-------- Supplied passage

I am looking for some help with a log analysis problem over which I am cracking my head for some time. I have a log file which contains logs from multiple processes but it is not in sorted order. Generally each line in the log file start with the process id but there are some cases where an entry spans over multiple lines as shown below
90234 abcd
90234 pqrs
98765 nbnbbb
34072 tabt
90234 stuv -|
tttt |- entry spanning over multiple lines
gggg -|
34072 yyyy
98765 tytyy
So my task is to extract all logs for a given pid.

----------------

» Assignment: Continue the forum post about extracting a single process's entries from an unsorted, multi-line log file, starting after its last sentence.

-------- Material provided

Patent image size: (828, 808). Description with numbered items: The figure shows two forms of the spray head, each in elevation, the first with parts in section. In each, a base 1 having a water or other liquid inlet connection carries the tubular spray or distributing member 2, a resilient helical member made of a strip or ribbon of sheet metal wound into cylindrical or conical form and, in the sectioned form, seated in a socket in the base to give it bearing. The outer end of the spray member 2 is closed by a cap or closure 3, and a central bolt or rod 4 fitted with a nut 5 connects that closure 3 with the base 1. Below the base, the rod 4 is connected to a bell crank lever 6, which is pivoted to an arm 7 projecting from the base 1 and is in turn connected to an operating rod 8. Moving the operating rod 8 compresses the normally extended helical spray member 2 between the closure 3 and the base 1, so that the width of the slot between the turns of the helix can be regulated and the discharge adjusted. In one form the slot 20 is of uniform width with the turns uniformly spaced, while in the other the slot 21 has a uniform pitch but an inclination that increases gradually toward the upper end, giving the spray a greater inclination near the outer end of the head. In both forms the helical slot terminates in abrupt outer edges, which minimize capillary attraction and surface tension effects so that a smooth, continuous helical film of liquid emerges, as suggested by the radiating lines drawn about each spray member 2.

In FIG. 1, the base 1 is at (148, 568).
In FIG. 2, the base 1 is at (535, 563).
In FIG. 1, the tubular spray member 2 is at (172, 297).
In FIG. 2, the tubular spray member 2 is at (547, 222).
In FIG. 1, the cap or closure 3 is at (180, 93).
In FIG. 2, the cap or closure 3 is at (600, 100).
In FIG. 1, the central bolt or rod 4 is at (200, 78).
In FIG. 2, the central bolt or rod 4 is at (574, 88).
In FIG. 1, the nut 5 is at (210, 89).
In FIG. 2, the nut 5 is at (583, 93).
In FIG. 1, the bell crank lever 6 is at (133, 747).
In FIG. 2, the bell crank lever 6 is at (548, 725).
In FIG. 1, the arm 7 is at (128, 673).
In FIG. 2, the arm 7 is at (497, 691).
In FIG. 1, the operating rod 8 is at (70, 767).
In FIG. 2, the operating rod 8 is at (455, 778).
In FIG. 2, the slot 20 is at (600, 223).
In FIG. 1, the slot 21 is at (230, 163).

----------------

» Response to this task:
Given a pid the output is expected in following format:
For pid 90234:
90234 abcd
90234 pqrs
90234 stuv
tttt
gggg
For pid 34072:
34072 tabt
34072 yyyy
For pid 98765:
98765 nbnbbb
98765 nbnbbb
98765 tytyy
Would really appreciated any help but as I want to do this using AWK so lets all try and stick to AWK alone. Thank you all so much in advance.
alternative awk
since number of fields may not be constant in a log file
$ awk '/^[0-9]+/{p=$1} p==90234' log
90234 abcd
90234 pqrs
90234 stuv -|
tttt |- entry spanning over multiple lines
gggg -|
you can make the pid a variable as in @peak's example.